SUPPLIED PASSAGE:
++++++
The code above is a modification of the prefix sum algorithm we discussed in the previous chapter. Here, I'll focus on explaining the modifications. Let's start with the input and output:

@binding(0) @group(0) var<storage, read> input :array<u32>;
@binding(1) @group(0) var<storage, read_write> output :array<vec4<u32>>;
@binding(2) @group(0) var<storage, read_write> sums: array<u32>;

The input array remains the same, but the output now stores vec4 vectors. Since we are using the quaternary numeral system, the vector stores the sums for digits 0, 1, 2, and 3. Additionally, we have a sums array to keep track of the total counts of all digits within each chunk.

Next, we define the radixMaskId, which indicates the current digit we should focus on. Given that our key is in the format uint32 and we are using the quaternary numeral system, we have 16 possible digits. Therefore, the value of radixMaskId ranges from 0 to 15. Using radixMaskId, we can calculate the mask with the following formula:

Next, we define a set of temporary arrays for calculations:

const n:u32 = 512;
var<workgroup> temp0: array<u32,532>;
var<workgroup> temp1: array<u32,532>;
var<workgroup> temp2: array<u32,532>;
var<workgroup> temp3: array<u32,532>;

The following step is to load the values into the temporary arrays. We extract the current digit of interest, and based on the digit's value, we set the corresponding location in the temporary array to 1, indicating one occurrence.
++++++
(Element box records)

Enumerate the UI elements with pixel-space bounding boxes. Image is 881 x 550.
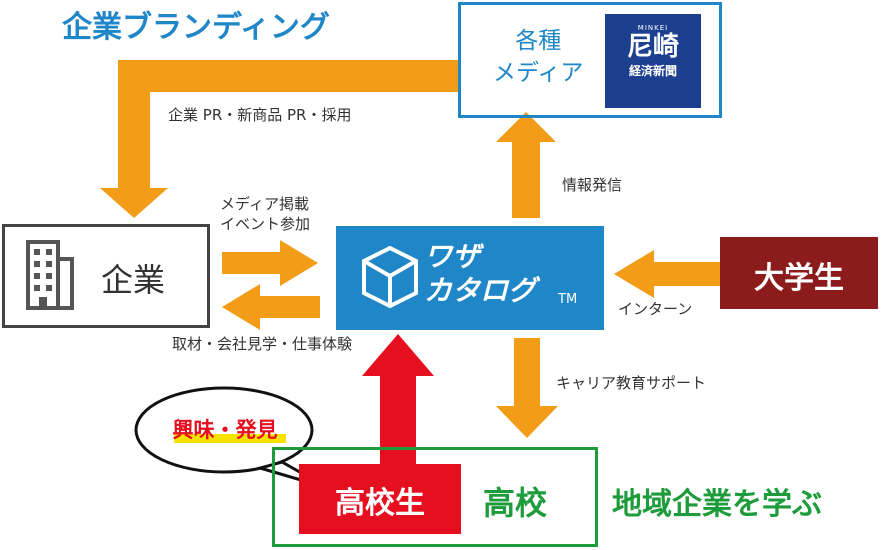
internship-label: インターン [618, 300, 693, 318]
school-label: 高校 [483, 484, 548, 522]
logo-top-text: MINKEI [637, 24, 669, 32]
trademark: TM [558, 292, 578, 307]
logo-main-text: 尼崎 [626, 32, 679, 62]
logo-line2: カタログ [424, 274, 537, 307]
media-event-line1: メディア掲載 [220, 195, 309, 213]
media-title-line2: メディア [493, 60, 584, 86]
amagasaki-keizai-logo: MINKEI 尼崎 経済新聞 [605, 14, 701, 108]
media-event-line2: イベント参加 [220, 215, 311, 233]
university-box: 大学生 [720, 237, 878, 309]
logo-line1: ワザ [424, 240, 481, 273]
bubble-text: 興味・発見 [172, 418, 278, 442]
university-label: 大学生 [754, 261, 844, 296]
branding-heading: 企業ブランディング [62, 10, 330, 45]
waza-catalog-cube-icon [362, 246, 418, 309]
interview-label: 取材・会社見学・仕事体験 [172, 335, 353, 353]
media-box: 各種 メディア MINKEI 尼崎 経済新聞 [458, 2, 722, 118]
company-label: 企業 [101, 261, 166, 299]
media-title-line1: 各種 [515, 28, 562, 54]
learn-local-heading: 地域企業を学ぶ [612, 487, 822, 522]
building-icon [26, 240, 74, 310]
info-label: 情報発信 [562, 176, 623, 194]
school-box: 高校生 高校 [272, 447, 598, 547]
logo-sub-text: 経済新聞 [628, 64, 677, 78]
pr-label: 企業 PR・新商品 PR・採用 [168, 106, 352, 124]
media-event-label: メディア掲載 イベント参加 [220, 194, 310, 234]
company-box: 企業 [2, 224, 210, 328]
student-label: 高校生 [335, 486, 425, 521]
waza-catalog-box: ワザ カタログ TM [336, 226, 604, 330]
high-school-student-box: 高校生 [299, 464, 461, 534]
career-label: キャリア教育サポート [556, 374, 707, 392]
++++++
TO-DO LIST:
#1 According to the passage on the modified prefix sum, what range of values can radixMaskId take?
#2 Please output, without any change, the part of the records that opens with the line containing "internship-label: インターン [618, 300, 693, 318]" and closes with the line containing "interview-label: 取材・会社見学・仕事体験 [172, 335, 353, 353]", both included.
The records bear no relation to the passage about the modified prefix sum.

RESPONSES IN ORDER:
#1 It ranges from 0 to 15.

#2
internship-label: インターン [618, 300, 693, 318]
school-label: 高校 [483, 484, 548, 522]
logo-top-text: MINKEI [637, 24, 669, 32]
trademark: TM [558, 292, 578, 307]
logo-main-text: 尼崎 [626, 32, 679, 62]
logo-line2: カタログ [424, 274, 537, 307]
media-event-line1: メディア掲載 [220, 195, 309, 213]
media-title-line2: メディア [493, 60, 584, 86]
amagasaki-keizai-logo: MINKEI 尼崎 経済新聞 [605, 14, 701, 108]
media-event-line2: イベント参加 [220, 215, 311, 233]
university-box: 大学生 [720, 237, 878, 309]
logo-line1: ワザ [424, 240, 481, 273]
bubble-text: 興味・発見 [172, 418, 278, 442]
university-label: 大学生 [754, 261, 844, 296]
branding-heading: 企業ブランディング [62, 10, 330, 45]
waza-catalog-cube-icon [362, 246, 418, 309]
interview-label: 取材・会社見学・仕事体験 [172, 335, 353, 353]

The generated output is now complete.